Material supplied:
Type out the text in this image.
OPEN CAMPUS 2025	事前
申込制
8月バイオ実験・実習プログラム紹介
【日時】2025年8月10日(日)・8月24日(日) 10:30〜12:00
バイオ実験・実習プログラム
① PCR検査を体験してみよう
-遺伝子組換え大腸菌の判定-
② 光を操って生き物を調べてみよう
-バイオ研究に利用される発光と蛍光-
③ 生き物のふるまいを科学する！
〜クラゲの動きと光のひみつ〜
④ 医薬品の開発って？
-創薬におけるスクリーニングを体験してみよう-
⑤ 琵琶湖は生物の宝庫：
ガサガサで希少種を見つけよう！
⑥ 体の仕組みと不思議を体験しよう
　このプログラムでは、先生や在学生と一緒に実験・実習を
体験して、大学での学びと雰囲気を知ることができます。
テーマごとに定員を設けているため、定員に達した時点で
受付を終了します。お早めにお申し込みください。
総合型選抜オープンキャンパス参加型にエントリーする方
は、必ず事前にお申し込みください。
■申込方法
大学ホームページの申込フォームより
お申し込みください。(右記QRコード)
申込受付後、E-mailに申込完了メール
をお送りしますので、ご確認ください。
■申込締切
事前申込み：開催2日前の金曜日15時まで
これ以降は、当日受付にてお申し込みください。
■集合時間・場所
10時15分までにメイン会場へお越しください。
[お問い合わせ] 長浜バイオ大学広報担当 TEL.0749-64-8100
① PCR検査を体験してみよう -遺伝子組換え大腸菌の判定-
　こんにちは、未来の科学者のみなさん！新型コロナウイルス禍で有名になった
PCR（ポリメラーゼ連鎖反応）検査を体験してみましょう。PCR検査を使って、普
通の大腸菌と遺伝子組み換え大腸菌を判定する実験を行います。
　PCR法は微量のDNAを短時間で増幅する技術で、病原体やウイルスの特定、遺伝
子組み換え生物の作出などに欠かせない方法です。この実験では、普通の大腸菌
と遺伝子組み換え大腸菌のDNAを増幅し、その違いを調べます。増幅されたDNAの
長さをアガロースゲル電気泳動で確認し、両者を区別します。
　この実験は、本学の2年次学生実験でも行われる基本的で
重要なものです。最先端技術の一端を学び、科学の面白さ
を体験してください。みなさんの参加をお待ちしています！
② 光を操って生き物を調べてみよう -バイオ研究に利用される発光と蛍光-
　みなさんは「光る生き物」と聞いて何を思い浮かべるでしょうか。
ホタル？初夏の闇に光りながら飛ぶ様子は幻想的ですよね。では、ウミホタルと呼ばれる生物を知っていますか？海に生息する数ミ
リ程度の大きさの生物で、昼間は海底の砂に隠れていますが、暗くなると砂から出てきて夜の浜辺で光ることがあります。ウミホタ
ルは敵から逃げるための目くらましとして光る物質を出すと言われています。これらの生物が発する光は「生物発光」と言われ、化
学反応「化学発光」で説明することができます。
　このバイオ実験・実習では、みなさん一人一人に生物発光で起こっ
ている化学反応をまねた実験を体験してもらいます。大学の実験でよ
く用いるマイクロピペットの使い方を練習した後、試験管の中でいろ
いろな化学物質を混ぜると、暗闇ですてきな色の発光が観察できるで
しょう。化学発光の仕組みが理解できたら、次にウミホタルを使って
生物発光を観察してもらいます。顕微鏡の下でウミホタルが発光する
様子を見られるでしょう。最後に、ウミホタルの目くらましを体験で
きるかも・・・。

What to do: Tally the lines of the records holding the word "バイオ研究に利用される発光と蛍光", then state only the tally.

Exercise solution: 2